→ Source material
## BEGIN
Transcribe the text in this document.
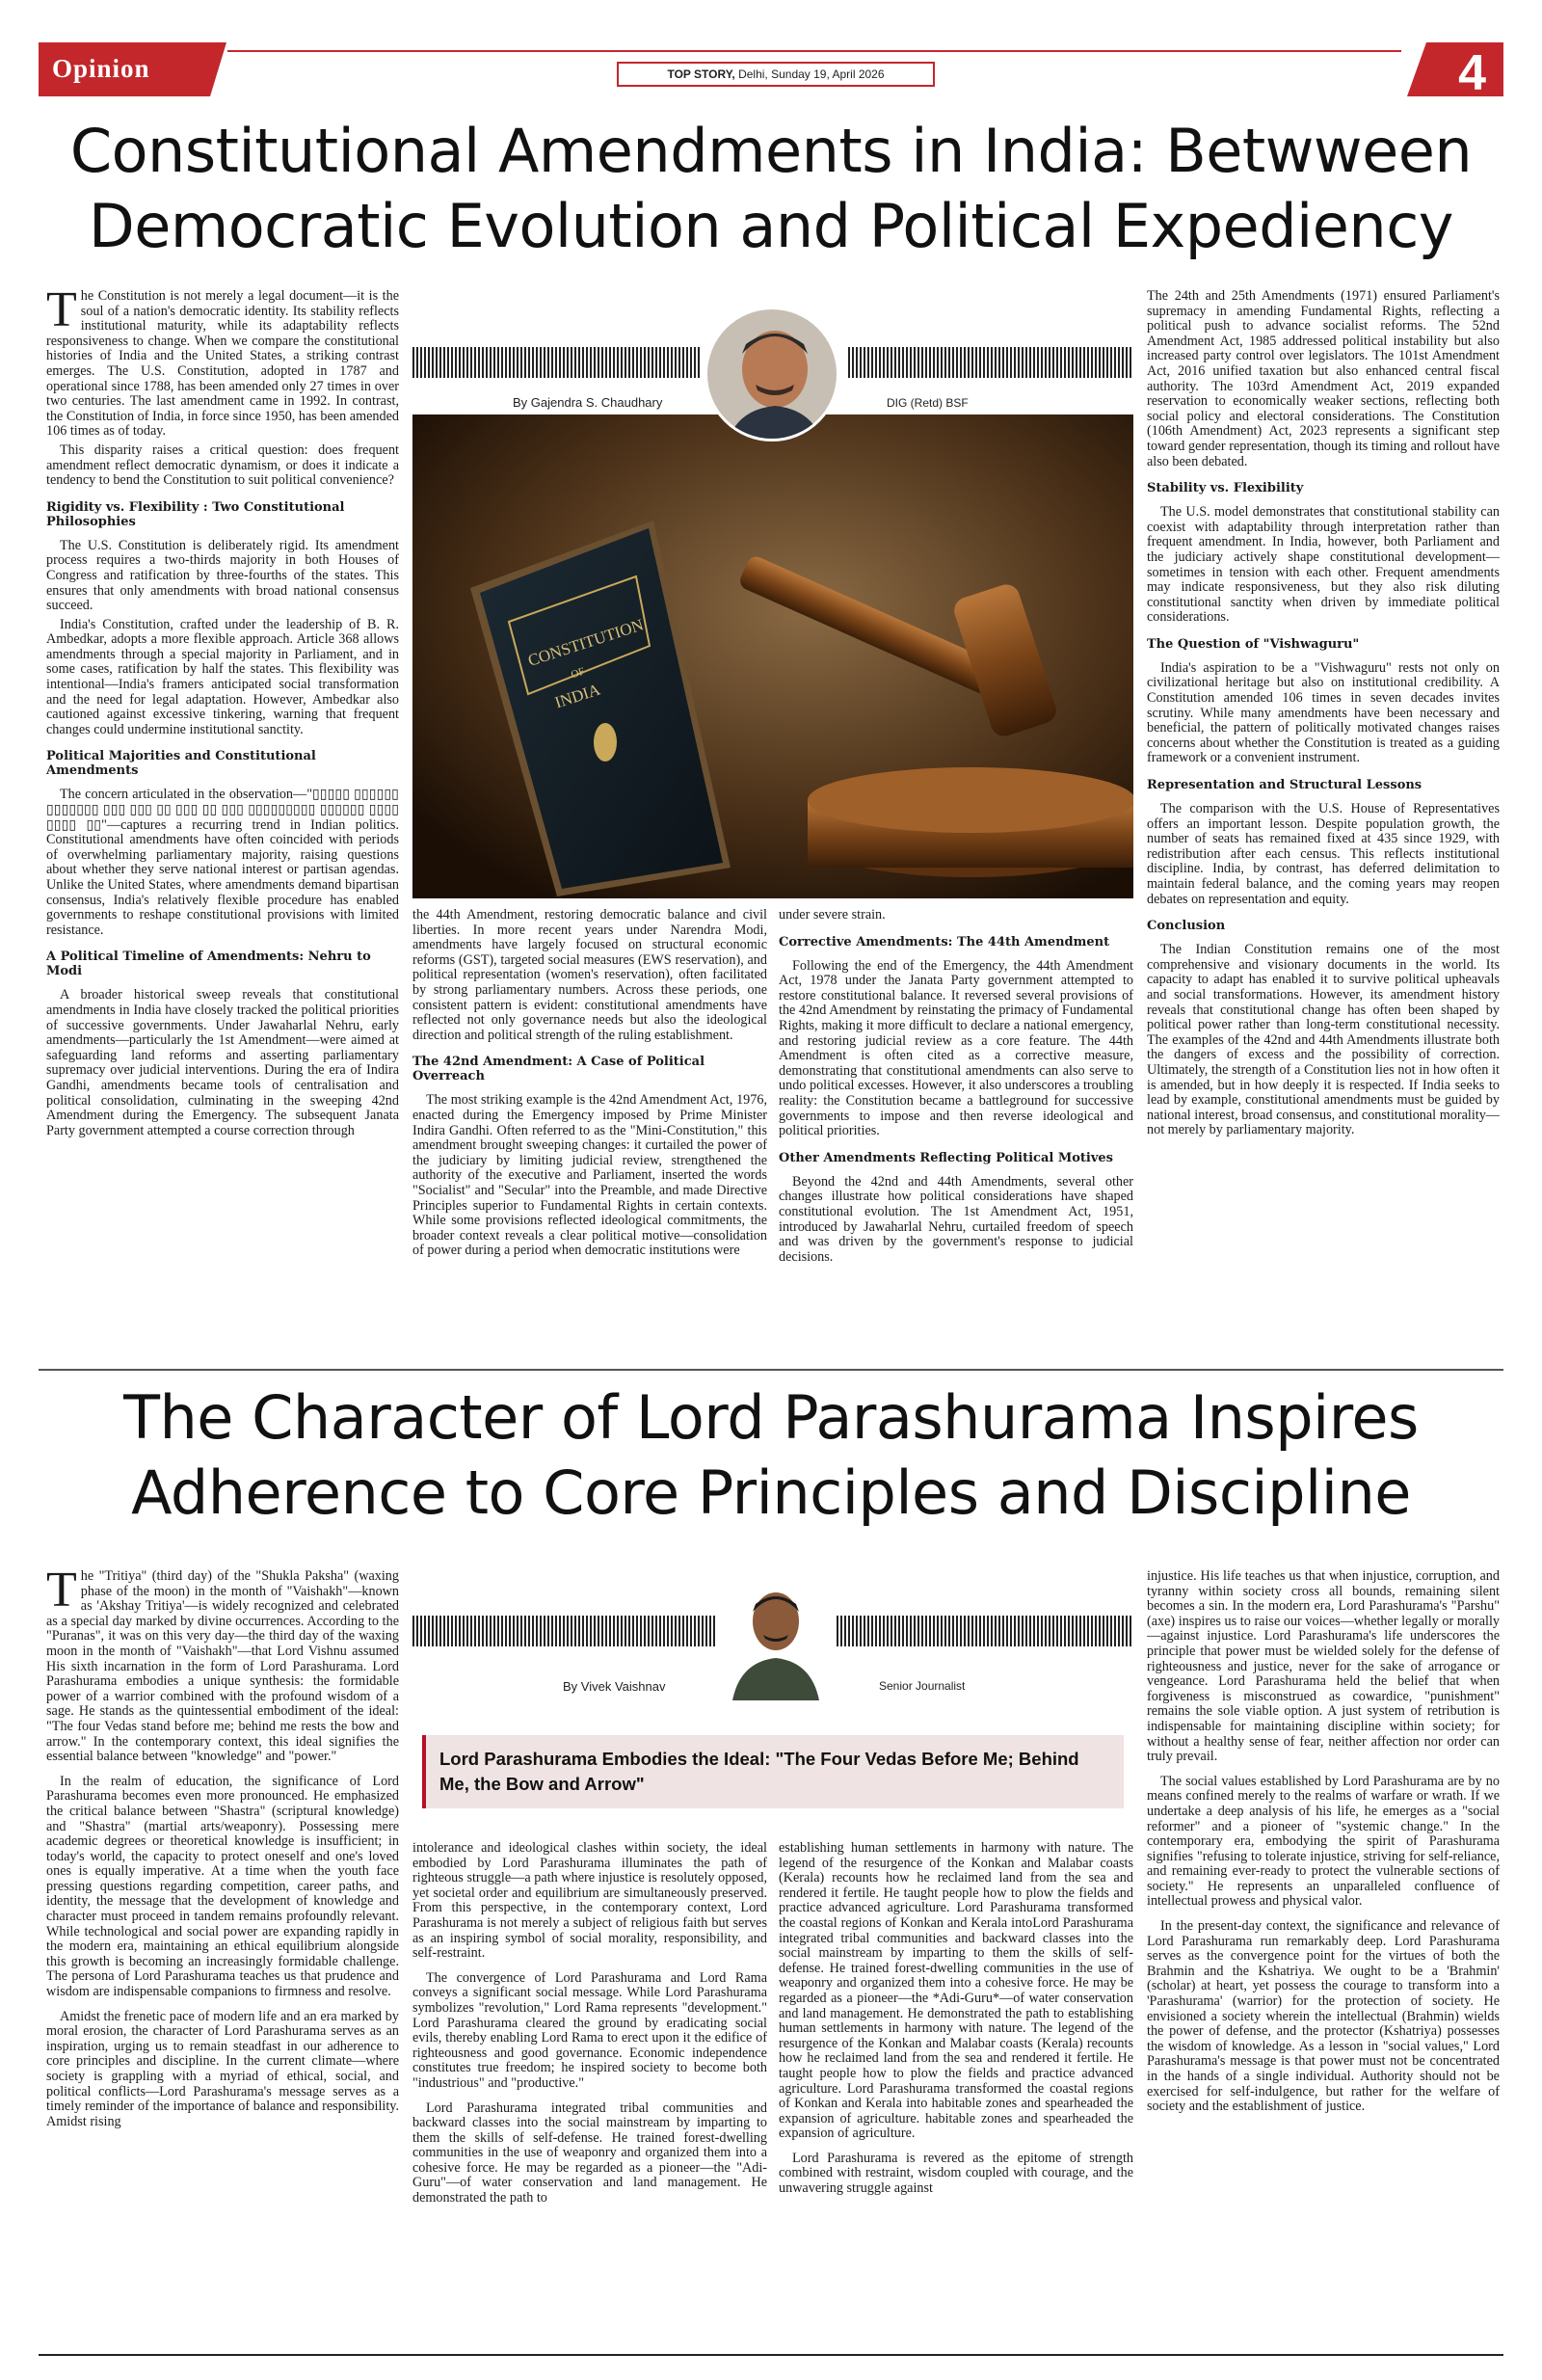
Opinion	TOP STORY, Delhi, Sunday 19, April 2026	4
Constitutional Amendments in India: Betwween
Democratic Evolution and Political Expediency
By Gajendra S. Chaudhary	DIG (Retd) BSF
CONSTITUTION
OF
INDIA

The Constitution is not merely a legal document—it is the soul of a nation's democratic identity. Its stability reflects institutional maturity, while its adaptability reflects responsiveness to change. When we compare the constitutional histories of India and the United States, a striking contrast emerges. The U.S. Constitution, adopted in 1787 and operational since 1788, has been amended only 27 times in over two centuries. The last amendment came in 1992. In contrast, the Constitution of India, in force since 1950, has been amended 106 times as of today.

This disparity raises a critical question: does frequent amendment reflect democratic dynamism, or does it indicate a tendency to bend the Constitution to suit political convenience?

Rigidity vs. Flexibility : Two Constitutional Philosophies

The U.S. Constitution is deliberately rigid. Its amendment process requires a two-thirds majority in both Houses of Congress and ratification by three-fourths of the states. This ensures that only amendments with broad national consensus succeed.

India's Constitution, crafted under the leadership of B. R. Ambedkar, adopts a more flexible approach. Article 368 allows amendments through a special majority in Parliament, and in some cases, ratification by half the states. This flexibility was intentional—India's framers anticipated social transformation and the need for legal adaptation. However, Ambedkar also cautioned against excessive tinkering, warning that frequent changes could undermine institutional sanctity.

Political Majorities and Constitutional Amendments

The concern articulated in the observation—"▯▯▯▯▯ ▯▯▯▯▯▯ ▯▯▯▯▯▯▯ ▯▯▯ ▯▯▯ ▯▯ ▯▯▯ ▯▯ ▯▯▯ ▯▯▯▯▯▯▯▯▯ ▯▯▯▯▯▯ ▯▯▯▯ ▯▯▯▯ ▯▯"—captures a recurring trend in Indian politics. Constitutional amendments have often coincided with periods of overwhelming parliamentary majority, raising questions about whether they serve national interest or partisan agendas. Unlike the United States, where amendments demand bipartisan consensus, India's relatively flexible procedure has enabled governments to reshape constitutional provisions with limited resistance.

A Political Timeline of Amendments: Nehru to Modi

A broader historical sweep reveals that constitutional amendments in India have closely tracked the political priorities of successive governments. Under Jawaharlal Nehru, early amendments—particularly the 1st Amendment—were aimed at safeguarding land reforms and asserting parliamentary supremacy over judicial interventions. During the era of Indira Gandhi, amendments became tools of centralisation and political consolidation, culminating in the sweeping 42nd Amendment during the Emergency. The subsequent Janata Party government attempted a course correction through

the 44th Amendment, restoring democratic balance and civil liberties. In more recent years under Narendra Modi, amendments have largely focused on structural economic reforms (GST), targeted social measures (EWS reservation), and political representation (women's reservation), often facilitated by strong parliamentary numbers. Across these periods, one consistent pattern is evident: constitutional amendments have reflected not only governance needs but also the ideological direction and political strength of the ruling establishment.

The 42nd Amendment: A Case of Political Overreach

The most striking example is the 42nd Amendment Act, 1976, enacted during the Emergency imposed by Prime Minister Indira Gandhi. Often referred to as the "Mini-Constitution," this amendment brought sweeping changes: it curtailed the power of the judiciary by limiting judicial review, strengthened the authority of the executive and Parliament, inserted the words "Socialist" and "Secular" into the Preamble, and made Directive Principles superior to Fundamental Rights in certain contexts. While some provisions reflected ideological commitments, the broader context reveals a clear political motive—consolidation of power during a period when democratic institutions were

under severe strain.

Corrective Amendments: The 44th Amendment

Following the end of the Emergency, the 44th Amendment Act, 1978 under the Janata Party government attempted to restore constitutional balance. It reversed several provisions of the 42nd Amendment by reinstating the primacy of Fundamental Rights, making it more difficult to declare a national emergency, and restoring judicial review as a core feature. The 44th Amendment is often cited as a corrective measure, demonstrating that constitutional amendments can also serve to undo political excesses. However, it also underscores a troubling reality: the Constitution became a battleground for successive governments to impose and then reverse ideological and political priorities.

Other Amendments Reflecting Political Motives

Beyond the 42nd and 44th Amendments, several other changes illustrate how political considerations have shaped constitutional evolution. The 1st Amendment Act, 1951, introduced by Jawaharlal Nehru, curtailed freedom of speech and was driven by the government's response to judicial decisions.

The 24th and 25th Amendments (1971) ensured Parliament's supremacy in amending Fundamental Rights, reflecting a political push to advance socialist reforms. The 52nd Amendment Act, 1985 addressed political instability but also increased party control over legislators. The 101st Amendment Act, 2016 unified taxation but also enhanced central fiscal authority. The 103rd Amendment Act, 2019 expanded reservation to economically weaker sections, reflecting both social policy and electoral considerations. The Constitution (106th Amendment) Act, 2023 represents a significant step toward gender representation, though its timing and rollout have also been debated.

Stability vs. Flexibility

The U.S. model demonstrates that constitutional stability can coexist with adaptability through interpretation rather than frequent amendment. In India, however, both Parliament and the judiciary actively shape constitutional development—sometimes in tension with each other. Frequent amendments may indicate responsiveness, but they also risk diluting constitutional sanctity when driven by immediate political considerations.

The Question of "Vishwaguru"

India's aspiration to be a "Vishwaguru" rests not only on civilizational heritage but also on institutional credibility. A Constitution amended 106 times in seven decades invites scrutiny. While many amendments have been necessary and beneficial, the pattern of politically motivated changes raises concerns about whether the Constitution is treated as a guiding framework or a convenient instrument.

Representation and Structural Lessons

The comparison with the U.S. House of Representatives offers an important lesson. Despite population growth, the number of seats has remained fixed at 435 since 1929, with redistribution after each census. This reflects institutional discipline. India, by contrast, has deferred delimitation to maintain federal balance, and the coming years may reopen debates on representation and equity.

Conclusion

The Indian Constitution remains one of the most comprehensive and visionary documents in the world. Its capacity to adapt has enabled it to survive political upheavals and social transformations. However, its amendment history reveals that constitutional change has often been shaped by political power rather than long-term constitutional necessity. The examples of the 42nd and 44th Amendments illustrate both the dangers of excess and the possibility of correction. Ultimately, the strength of a Constitution lies not in how often it is amended, but in how deeply it is respected. If India seeks to lead by example, constitutional amendments must be guided by national interest, broad consensus, and constitutional morality—not merely by parliamentary majority.

The Character of Lord Parashurama Inspires
Adherence to Core Principles and Discipline
By Vivek Vaishnav	Senior Journalist
Lord Parashurama Embodies the Ideal: "The Four Vedas Before Me; Behind Me, the Bow and Arrow"

The "Tritiya" (third day) of the "Shukla Paksha" (waxing phase of the moon) in the month of "Vaishakh"—known as 'Akshay Tritiya'—is widely recognized and celebrated as a special day marked by divine occurrences. According to the "Puranas", it was on this very day—the third day of the waxing moon in the month of "Vaishakh"—that Lord Vishnu assumed His sixth incarnation in the form of Lord Parashurama. Lord Parashurama embodies a unique synthesis: the formidable power of a warrior combined with the profound wisdom of a sage. He stands as the quintessential embodiment of the ideal: "The four Vedas stand before me; behind me rests the bow and arrow." In the contemporary context, this ideal signifies the essential balance between "knowledge" and "power."

In the realm of education, the significance of Lord Parashurama becomes even more pronounced. He emphasized the critical balance between "Shastra" (scriptural knowledge) and "Shastra" (martial arts/weaponry). Possessing mere academic degrees or theoretical knowledge is insufficient; in today's world, the capacity to protect oneself and one's loved ones is equally imperative. At a time when the youth face pressing questions regarding competition, career paths, and identity, the message that the development of knowledge and character must proceed in tandem remains profoundly relevant. While technological and social power are expanding rapidly in the modern era, maintaining an ethical equilibrium alongside this growth is becoming an increasingly formidable challenge. The persona of Lord Parashurama teaches us that prudence and wisdom are indispensable companions to firmness and resolve.

Amidst the frenetic pace of modern life and an era marked by moral erosion, the character of Lord Parashurama serves as an inspiration, urging us to remain steadfast in our adherence to core principles and discipline. In the current climate—where society is grappling with a myriad of ethical, social, and political conflicts—Lord Parashurama's message serves as a timely reminder of the importance of balance and responsibility. Amidst rising

intolerance and ideological clashes within society, the ideal embodied by Lord Parashurama illuminates the path of righteous struggle—a path where injustice is resolutely opposed, yet societal order and equilibrium are simultaneously preserved. From this perspective, in the contemporary context, Lord Parashurama is not merely a subject of religious faith but serves as an inspiring symbol of social morality, responsibility, and self-restraint.

The convergence of Lord Parashurama and Lord Rama conveys a significant social message. While Lord Parashurama symbolizes "revolution," Lord Rama represents "development." Lord Parashurama cleared the ground by eradicating social evils, thereby enabling Lord Rama to erect upon it the edifice of righteousness and good governance. Economic independence constitutes true freedom; he inspired society to become both "industrious" and "productive."

Lord Parashurama integrated tribal communities and backward classes into the social mainstream by imparting to them the skills of self-defense. He trained forest-dwelling communities in the use of weaponry and organized them into a cohesive force. He may be regarded as a pioneer—the "Adi-Guru"—of water conservation and land management. He demonstrated the path to

establishing human settlements in harmony with nature. The legend of the resurgence of the Konkan and Malabar coasts (Kerala) recounts how he reclaimed land from the sea and rendered it fertile. He taught people how to plow the fields and practice advanced agriculture. Lord Parashurama transformed the coastal regions of Konkan and Kerala intoLord Parashurama integrated tribal communities and backward classes into the social mainstream by imparting to them the skills of self-defense. He trained forest-dwelling communities in the use of weaponry and organized them into a cohesive force. He may be regarded as a pioneer—the *Adi-Guru*—of water conservation and land management. He demonstrated the path to establishing human settlements in harmony with nature. The legend of the resurgence of the Konkan and Malabar coasts (Kerala) recounts how he reclaimed land from the sea and rendered it fertile. He taught people how to plow the fields and practice advanced agriculture. Lord Parashurama transformed the coastal regions of Konkan and Kerala into habitable zones and spearheaded the expansion of agriculture. habitable zones and spearheaded the expansion of agriculture.

Lord Parashurama is revered as the epitome of strength combined with restraint, wisdom coupled with courage, and the unwavering struggle against

injustice. His life teaches us that when injustice, corruption, and tyranny within society cross all bounds, remaining silent becomes a sin. In the modern era, Lord Parashurama's "Parshu" (axe) inspires us to raise our voices—whether legally or morally—against injustice. Lord Parashurama's life underscores the principle that power must be wielded solely for the defense of righteousness and justice, never for the sake of arrogance or vengeance. Lord Parashurama held the belief that when forgiveness is misconstrued as cowardice, "punishment" remains the sole viable option. A just system of retribution is indispensable for maintaining discipline within society; for without a healthy sense of fear, neither affection nor order can truly prevail.

The social values established by Lord Parashurama are by no means confined merely to the realms of warfare or wrath. If we undertake a deep analysis of his life, he emerges as a "social reformer" and a pioneer of "systemic change." In the contemporary era, embodying the spirit of Parashurama signifies "refusing to tolerate injustice, striving for self-reliance, and remaining ever-ready to protect the vulnerable sections of society." He represents an unparalleled confluence of intellectual prowess and physical valor.

In the present-day context, the significance and relevance of Lord Parashurama run remarkably deep. Lord Parashurama serves as the convergence point for the virtues of both the Brahmin and the Kshatriya. We ought to be a 'Brahmin' (scholar) at heart, yet possess the courage to transform into a 'Parashurama' (warrior) for the protection of society. He envisioned a society wherein the intellectual (Brahmin) wields the power of defense, and the protector (Kshatriya) possesses the wisdom of knowledge. As a lesson in "social values," Lord Parashurama's message is that power must not be concentrated in the hands of a single individual. Authority should not be exercised for self-indulgence, but rather for the welfare of society and the establishment of justice.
## END
Tell how many lines of the records above hold the string "capacity". Give no other text.

→ Written response
2